→ **WHAT TO PRODUCE**
Collect each line of the records containing the string "axis".

►

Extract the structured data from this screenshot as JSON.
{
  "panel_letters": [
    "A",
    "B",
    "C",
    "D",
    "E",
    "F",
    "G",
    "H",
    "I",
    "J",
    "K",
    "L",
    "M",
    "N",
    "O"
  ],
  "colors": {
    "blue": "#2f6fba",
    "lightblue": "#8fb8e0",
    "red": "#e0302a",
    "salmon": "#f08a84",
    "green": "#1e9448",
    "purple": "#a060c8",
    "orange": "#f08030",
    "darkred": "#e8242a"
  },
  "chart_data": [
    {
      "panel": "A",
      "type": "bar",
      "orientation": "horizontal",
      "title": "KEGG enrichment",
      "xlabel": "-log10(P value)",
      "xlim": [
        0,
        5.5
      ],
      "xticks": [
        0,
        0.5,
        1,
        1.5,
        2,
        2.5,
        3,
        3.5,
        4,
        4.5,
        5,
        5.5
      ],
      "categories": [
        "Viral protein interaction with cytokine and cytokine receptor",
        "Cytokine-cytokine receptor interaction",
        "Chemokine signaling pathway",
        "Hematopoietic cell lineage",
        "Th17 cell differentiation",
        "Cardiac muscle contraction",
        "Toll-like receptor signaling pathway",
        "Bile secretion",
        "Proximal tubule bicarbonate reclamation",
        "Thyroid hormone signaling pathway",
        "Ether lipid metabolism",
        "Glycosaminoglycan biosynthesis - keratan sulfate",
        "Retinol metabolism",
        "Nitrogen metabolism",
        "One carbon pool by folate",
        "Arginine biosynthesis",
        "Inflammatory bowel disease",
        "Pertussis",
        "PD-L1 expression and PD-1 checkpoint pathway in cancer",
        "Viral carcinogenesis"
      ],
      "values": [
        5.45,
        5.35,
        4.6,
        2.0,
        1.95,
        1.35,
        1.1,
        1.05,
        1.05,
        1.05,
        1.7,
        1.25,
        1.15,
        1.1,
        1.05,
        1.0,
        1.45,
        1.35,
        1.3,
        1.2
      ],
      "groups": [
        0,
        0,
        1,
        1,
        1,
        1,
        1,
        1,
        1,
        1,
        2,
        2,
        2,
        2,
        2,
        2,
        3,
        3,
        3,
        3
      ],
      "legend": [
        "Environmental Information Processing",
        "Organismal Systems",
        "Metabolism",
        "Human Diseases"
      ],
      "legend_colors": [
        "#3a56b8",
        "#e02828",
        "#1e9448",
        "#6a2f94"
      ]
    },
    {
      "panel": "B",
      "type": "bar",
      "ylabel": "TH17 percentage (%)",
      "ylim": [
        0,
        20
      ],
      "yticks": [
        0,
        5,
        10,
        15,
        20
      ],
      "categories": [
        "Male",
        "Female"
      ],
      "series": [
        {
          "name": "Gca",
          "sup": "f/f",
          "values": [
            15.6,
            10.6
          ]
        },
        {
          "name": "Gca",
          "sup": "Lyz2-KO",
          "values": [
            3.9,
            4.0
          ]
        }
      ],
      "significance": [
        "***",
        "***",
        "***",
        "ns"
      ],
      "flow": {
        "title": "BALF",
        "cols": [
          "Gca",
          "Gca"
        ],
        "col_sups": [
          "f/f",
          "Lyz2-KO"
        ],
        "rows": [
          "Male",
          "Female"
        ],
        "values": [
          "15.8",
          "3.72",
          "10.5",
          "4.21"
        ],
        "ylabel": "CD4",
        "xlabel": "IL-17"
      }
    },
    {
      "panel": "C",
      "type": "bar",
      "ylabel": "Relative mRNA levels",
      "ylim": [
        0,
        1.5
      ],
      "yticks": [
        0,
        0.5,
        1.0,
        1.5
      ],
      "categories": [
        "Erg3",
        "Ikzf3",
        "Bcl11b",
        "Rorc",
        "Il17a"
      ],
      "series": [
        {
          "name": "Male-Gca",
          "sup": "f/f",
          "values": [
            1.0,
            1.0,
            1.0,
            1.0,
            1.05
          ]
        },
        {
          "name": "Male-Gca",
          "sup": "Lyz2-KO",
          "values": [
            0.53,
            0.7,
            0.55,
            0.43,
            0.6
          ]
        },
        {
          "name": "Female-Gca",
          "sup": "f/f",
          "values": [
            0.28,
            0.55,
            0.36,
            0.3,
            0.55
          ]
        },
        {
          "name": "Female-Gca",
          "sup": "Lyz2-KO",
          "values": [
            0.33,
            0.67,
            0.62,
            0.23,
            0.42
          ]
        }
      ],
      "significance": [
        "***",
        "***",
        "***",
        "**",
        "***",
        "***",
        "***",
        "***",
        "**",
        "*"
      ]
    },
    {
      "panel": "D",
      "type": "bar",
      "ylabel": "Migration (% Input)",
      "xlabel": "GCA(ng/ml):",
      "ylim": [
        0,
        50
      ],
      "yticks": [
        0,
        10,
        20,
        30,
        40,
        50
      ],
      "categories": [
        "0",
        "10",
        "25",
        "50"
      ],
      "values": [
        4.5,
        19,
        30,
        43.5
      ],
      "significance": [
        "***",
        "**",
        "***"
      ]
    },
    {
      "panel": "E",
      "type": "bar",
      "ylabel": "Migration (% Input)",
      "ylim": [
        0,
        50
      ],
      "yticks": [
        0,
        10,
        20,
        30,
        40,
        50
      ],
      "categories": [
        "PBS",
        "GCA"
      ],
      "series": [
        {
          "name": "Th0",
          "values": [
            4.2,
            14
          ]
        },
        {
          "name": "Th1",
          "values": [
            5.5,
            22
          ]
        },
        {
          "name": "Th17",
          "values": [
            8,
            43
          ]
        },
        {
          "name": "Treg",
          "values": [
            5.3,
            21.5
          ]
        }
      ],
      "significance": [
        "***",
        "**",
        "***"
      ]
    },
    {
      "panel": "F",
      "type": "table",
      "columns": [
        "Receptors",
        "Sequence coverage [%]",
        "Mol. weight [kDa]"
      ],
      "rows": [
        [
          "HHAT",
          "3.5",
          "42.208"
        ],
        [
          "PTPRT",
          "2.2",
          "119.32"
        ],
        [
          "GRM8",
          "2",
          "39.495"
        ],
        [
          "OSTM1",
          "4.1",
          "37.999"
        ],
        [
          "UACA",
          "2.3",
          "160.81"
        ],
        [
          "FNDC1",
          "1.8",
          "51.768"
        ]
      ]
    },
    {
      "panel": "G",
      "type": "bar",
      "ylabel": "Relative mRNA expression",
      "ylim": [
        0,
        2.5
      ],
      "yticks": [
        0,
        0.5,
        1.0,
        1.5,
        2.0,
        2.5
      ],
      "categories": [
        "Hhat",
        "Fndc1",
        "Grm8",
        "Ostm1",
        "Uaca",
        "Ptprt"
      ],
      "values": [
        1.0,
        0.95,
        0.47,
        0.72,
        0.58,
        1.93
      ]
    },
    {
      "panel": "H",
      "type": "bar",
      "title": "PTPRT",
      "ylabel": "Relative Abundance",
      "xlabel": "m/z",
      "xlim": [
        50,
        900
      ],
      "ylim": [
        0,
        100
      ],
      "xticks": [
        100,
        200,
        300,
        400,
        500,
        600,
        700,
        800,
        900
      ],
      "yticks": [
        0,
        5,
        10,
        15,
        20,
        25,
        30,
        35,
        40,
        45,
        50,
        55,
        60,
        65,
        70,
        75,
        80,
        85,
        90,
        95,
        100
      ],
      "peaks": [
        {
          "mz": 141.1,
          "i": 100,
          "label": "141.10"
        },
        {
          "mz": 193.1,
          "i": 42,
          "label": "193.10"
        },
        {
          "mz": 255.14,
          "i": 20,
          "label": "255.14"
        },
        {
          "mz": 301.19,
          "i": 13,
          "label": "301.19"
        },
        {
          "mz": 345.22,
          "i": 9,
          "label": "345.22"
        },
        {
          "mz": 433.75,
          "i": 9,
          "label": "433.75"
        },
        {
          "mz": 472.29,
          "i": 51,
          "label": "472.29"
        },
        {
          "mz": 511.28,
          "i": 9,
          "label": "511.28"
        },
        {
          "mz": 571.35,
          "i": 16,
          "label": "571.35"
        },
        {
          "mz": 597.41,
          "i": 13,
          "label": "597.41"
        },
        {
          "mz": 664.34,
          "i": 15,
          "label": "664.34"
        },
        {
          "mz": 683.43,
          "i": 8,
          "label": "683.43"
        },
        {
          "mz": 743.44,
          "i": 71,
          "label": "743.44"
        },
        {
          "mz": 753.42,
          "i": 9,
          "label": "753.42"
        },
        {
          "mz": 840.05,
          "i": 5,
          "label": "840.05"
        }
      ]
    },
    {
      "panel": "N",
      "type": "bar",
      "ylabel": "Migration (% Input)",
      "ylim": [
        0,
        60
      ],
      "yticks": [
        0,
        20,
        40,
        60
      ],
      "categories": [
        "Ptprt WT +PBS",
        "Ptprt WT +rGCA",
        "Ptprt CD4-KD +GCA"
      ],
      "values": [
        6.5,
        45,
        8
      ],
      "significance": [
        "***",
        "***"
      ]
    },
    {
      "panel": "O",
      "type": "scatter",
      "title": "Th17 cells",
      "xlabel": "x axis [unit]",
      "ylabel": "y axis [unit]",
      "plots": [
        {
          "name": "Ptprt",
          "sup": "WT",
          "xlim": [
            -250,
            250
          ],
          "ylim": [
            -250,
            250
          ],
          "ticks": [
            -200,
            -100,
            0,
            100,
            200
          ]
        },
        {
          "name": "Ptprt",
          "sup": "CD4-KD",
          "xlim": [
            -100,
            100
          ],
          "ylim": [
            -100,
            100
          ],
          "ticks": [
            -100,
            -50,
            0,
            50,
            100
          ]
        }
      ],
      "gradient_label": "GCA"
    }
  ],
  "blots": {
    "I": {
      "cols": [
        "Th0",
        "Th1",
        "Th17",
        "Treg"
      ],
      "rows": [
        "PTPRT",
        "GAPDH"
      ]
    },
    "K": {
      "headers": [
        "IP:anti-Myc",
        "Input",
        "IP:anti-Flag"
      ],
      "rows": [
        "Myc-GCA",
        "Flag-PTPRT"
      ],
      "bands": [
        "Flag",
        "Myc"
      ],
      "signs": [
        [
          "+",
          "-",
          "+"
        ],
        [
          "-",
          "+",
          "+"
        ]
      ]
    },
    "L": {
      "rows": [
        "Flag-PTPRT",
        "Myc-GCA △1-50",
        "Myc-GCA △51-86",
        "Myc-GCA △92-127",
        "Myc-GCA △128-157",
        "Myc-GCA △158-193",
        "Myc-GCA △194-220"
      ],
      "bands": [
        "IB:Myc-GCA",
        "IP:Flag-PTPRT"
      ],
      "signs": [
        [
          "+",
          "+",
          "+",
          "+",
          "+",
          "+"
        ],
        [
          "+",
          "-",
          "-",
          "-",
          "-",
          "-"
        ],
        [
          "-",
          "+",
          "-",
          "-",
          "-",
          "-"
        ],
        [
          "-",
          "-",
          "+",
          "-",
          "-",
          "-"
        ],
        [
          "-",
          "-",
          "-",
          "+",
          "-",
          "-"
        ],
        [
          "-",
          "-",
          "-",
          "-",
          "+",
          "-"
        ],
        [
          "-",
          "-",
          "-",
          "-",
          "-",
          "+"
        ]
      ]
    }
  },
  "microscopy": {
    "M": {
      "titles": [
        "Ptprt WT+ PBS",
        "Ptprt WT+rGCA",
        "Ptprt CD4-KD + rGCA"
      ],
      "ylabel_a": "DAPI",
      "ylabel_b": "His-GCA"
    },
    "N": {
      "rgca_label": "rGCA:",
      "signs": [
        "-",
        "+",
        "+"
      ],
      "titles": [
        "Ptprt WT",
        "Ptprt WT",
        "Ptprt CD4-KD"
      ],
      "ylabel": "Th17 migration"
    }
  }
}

◄

→ **ANSWER TO THIS EXERCISE**
      "xlabel": "x axis [unit]",
      "ylabel": "y axis [unit]",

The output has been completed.